- [Problem]
Copy out all of the material exactly as presented.

- [Extracted information]
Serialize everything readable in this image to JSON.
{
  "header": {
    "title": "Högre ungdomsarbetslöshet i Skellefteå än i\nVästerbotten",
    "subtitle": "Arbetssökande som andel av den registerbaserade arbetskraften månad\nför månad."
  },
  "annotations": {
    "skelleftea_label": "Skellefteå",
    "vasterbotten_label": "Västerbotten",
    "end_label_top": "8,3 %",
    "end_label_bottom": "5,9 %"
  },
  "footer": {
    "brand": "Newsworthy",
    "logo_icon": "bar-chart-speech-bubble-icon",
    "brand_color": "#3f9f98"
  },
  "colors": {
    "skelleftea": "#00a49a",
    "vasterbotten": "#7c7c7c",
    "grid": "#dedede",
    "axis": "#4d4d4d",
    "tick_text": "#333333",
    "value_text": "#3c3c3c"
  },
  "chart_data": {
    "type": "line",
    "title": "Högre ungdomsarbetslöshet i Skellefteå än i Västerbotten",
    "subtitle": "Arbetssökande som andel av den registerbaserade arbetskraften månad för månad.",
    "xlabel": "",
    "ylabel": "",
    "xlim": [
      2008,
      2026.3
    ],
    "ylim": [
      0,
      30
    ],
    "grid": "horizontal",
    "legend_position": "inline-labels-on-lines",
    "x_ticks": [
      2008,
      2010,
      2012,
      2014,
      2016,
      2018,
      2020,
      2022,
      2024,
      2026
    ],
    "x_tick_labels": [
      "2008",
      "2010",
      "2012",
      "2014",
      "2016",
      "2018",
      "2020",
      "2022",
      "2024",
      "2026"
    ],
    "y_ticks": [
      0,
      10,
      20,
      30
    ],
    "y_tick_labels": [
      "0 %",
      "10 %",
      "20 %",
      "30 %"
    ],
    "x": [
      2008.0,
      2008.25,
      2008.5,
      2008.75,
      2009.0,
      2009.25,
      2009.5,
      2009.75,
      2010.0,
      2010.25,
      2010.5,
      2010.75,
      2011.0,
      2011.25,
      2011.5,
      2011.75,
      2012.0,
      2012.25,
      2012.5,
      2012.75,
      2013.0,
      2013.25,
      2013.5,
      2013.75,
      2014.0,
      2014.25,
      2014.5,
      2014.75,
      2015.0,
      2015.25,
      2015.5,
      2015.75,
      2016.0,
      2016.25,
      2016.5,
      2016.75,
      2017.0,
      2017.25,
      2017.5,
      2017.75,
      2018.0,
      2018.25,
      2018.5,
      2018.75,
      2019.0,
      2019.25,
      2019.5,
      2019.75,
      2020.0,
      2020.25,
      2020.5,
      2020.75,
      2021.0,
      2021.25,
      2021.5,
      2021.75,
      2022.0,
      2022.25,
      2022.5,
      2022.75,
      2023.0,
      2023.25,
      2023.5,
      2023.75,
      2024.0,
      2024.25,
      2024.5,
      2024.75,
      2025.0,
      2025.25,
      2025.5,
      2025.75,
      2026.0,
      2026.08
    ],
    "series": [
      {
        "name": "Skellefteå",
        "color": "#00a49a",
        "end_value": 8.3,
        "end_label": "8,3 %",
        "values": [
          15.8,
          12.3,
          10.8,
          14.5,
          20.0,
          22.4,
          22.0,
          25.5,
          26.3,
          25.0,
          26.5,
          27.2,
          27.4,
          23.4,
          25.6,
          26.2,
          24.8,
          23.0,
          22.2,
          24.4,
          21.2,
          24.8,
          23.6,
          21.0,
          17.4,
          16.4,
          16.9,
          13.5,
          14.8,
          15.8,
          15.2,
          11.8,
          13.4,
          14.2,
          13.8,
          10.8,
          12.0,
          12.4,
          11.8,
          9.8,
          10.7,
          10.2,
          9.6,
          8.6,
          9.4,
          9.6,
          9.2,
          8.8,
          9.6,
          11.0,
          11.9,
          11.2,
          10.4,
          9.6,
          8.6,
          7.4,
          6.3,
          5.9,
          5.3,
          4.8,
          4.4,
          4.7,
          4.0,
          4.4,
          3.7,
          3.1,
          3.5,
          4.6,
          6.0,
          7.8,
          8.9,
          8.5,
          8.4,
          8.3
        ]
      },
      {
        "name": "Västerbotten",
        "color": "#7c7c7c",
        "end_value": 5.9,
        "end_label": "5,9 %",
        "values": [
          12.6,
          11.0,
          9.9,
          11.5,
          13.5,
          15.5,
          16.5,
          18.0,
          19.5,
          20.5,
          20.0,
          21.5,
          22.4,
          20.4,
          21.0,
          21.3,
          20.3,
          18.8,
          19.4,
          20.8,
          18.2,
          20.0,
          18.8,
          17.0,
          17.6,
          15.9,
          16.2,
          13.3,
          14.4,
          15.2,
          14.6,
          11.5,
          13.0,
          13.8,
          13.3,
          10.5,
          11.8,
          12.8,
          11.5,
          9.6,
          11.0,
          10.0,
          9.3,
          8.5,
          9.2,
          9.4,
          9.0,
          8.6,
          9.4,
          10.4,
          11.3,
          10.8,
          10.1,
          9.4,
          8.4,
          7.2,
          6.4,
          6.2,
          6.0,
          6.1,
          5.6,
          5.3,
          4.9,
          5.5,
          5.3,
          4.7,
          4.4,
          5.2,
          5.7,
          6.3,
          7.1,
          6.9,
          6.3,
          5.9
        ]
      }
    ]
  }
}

- [Result for this exercise]
Serialize everything readable in this image to JSON.
{
  "header": {
    "title": "Högre ungdomsarbetslöshet i Skellefteå än i\nVästerbotten",
    "subtitle": "Arbetssökande som andel av den registerbaserade arbetskraften månad\nför månad."
  },
  "annotations": {
    "skelleftea_label": "Skellefteå",
    "vasterbotten_label": "Västerbotten",
    "end_label_top": "8,3 %",
    "end_label_bottom": "5,9 %"
  },
  "footer": {
    "brand": "Newsworthy",
    "logo_icon": "bar-chart-speech-bubble-icon",
    "brand_color": "#3f9f98"
  },
  "colors": {
    "skelleftea": "#00a49a",
    "vasterbotten": "#7c7c7c",
    "grid": "#dedede",
    "axis": "#4d4d4d",
    "tick_text": "#333333",
    "value_text": "#3c3c3c"
  },
  "chart_data": {
    "type": "line",
    "title": "Högre ungdomsarbetslöshet i Skellefteå än i Västerbotten",
    "subtitle": "Arbetssökande som andel av den registerbaserade arbetskraften månad för månad.",
    "xlabel": "",
    "ylabel": "",
    "xlim": [
      2008,
      2026.3
    ],
    "ylim": [
      0,
      30
    ],
    "grid": "horizontal",
    "legend_position": "inline-labels-on-lines",
    "x_ticks": [
      2008,
      2010,
      2012,
      2014,
      2016,
      2018,
      2020,
      2022,
      2024,
      2026
    ],
    "x_tick_labels": [
      "2008",
      "2010",
      "2012",
      "2014",
      "2016",
      "2018",
      "2020",
      "2022",
      "2024",
      "2026"
    ],
    "y_ticks": [
      0,
      10,
      20,
      30
    ],
    "y_tick_labels": [
      "0 %",
      "10 %",
      "20 %",
      "30 %"
    ],
    "x": [
      2008.0,
      2008.25,
      2008.5,
      2008.75,
      2009.0,
      2009.25,
      2009.5,
      2009.75,
      2010.0,
      2010.25,
      2010.5,
      2010.75,
      2011.0,
      2011.25,
      2011.5,
      2011.75,
      2012.0,
      2012.25,
      2012.5,
      2012.75,
      2013.0,
      2013.25,
      2013.5,
      2013.75,
      2014.0,
      2014.25,
      2014.5,
      2014.75,
      2015.0,
      2015.25,
      2015.5,
      2015.75,
      2016.0,
      2016.25,
      2016.5,
      2016.75,
      2017.0,
      2017.25,
      2017.5,
      2017.75,
      2018.0,
      2018.25,
      2018.5,
      2018.75,
      2019.0,
      2019.25,
      2019.5,
      2019.75,
      2020.0,
      2020.25,
      2020.5,
      2020.75,
      2021.0,
      2021.25,
      2021.5,
      2021.75,
      2022.0,
      2022.25,
      2022.5,
      2022.75,
      2023.0,
      2023.25,
      2023.5,
      2023.75,
      2024.0,
      2024.25,
      2024.5,
      2024.75,
      2025.0,
      2025.25,
      2025.5,
      2025.75,
      2026.0,
      2026.08
    ],
    "series": [
      {
        "name": "Skellefteå",
        "color": "#00a49a",
        "end_value": 8.3,
        "end_label": "8,3 %",
        "values": [
          15.8,
          12.3,
          10.8,
          14.5,
          20.0,
          22.4,
          22.0,
          25.5,
          26.3,
          25.0,
          26.5,
          27.2,
          27.4,
          23.4,
          25.6,
          26.2,
          24.8,
          23.0,
          22.2,
          24.4,
          21.2,
          24.8,
          23.6,
          21.0,
          17.4,
          16.4,
          16.9,
          13.5,
          14.8,
          15.8,
          15.2,
          11.8,
          13.4,
          14.2,
          13.8,
          10.8,
          12.0,
          12.4,
          11.8,
          9.8,
          10.7,
          10.2,
          9.6,
          8.6,
          9.4,
          9.6,
          9.2,
          8.8,
          9.6,
          11.0,
          11.9,
          11.2,
          10.4,
          9.6,
          8.6,
          7.4,
          6.3,
          5.9,
          5.3,
          4.8,
          4.4,
          4.7,
          4.0,
          4.4,
          3.7,
          3.1,
          3.5,
          4.6,
          6.0,
          7.8,
          8.9,
          8.5,
          8.4,
          8.3
        ]
      },
      {
        "name": "Västerbotten",
        "color": "#7c7c7c",
        "end_value": 5.9,
        "end_label": "5,9 %",
        "values": [
          12.6,
          11.0,
          9.9,
          11.5,
          13.5,
          15.5,
          16.5,
          18.0,
          19.5,
          20.5,
          20.0,
          21.5,
          22.4,
          20.4,
          21.0,
          21.3,
          20.3,
          18.8,
          19.4,
          20.8,
          18.2,
          20.0,
          18.8,
          17.0,
          17.6,
          15.9,
          16.2,
          13.3,
          14.4,
          15.2,
          14.6,
          11.5,
          13.0,
          13.8,
          13.3,
          10.5,
          11.8,
          12.8,
          11.5,
          9.6,
          11.0,
          10.0,
          9.3,
          8.5,
          9.2,
          9.4,
          9.0,
          8.6,
          9.4,
          10.4,
          11.3,
          10.8,
          10.1,
          9.4,
          8.4,
          7.2,
          6.4,
          6.2,
          6.0,
          6.1,
          5.6,
          5.3,
          4.9,
          5.5,
          5.3,
          4.7,
          4.4,
          5.2,
          5.7,
          6.3,
          7.1,
          6.9,
          6.3,
          5.9
        ]
      }
    ]
  }
}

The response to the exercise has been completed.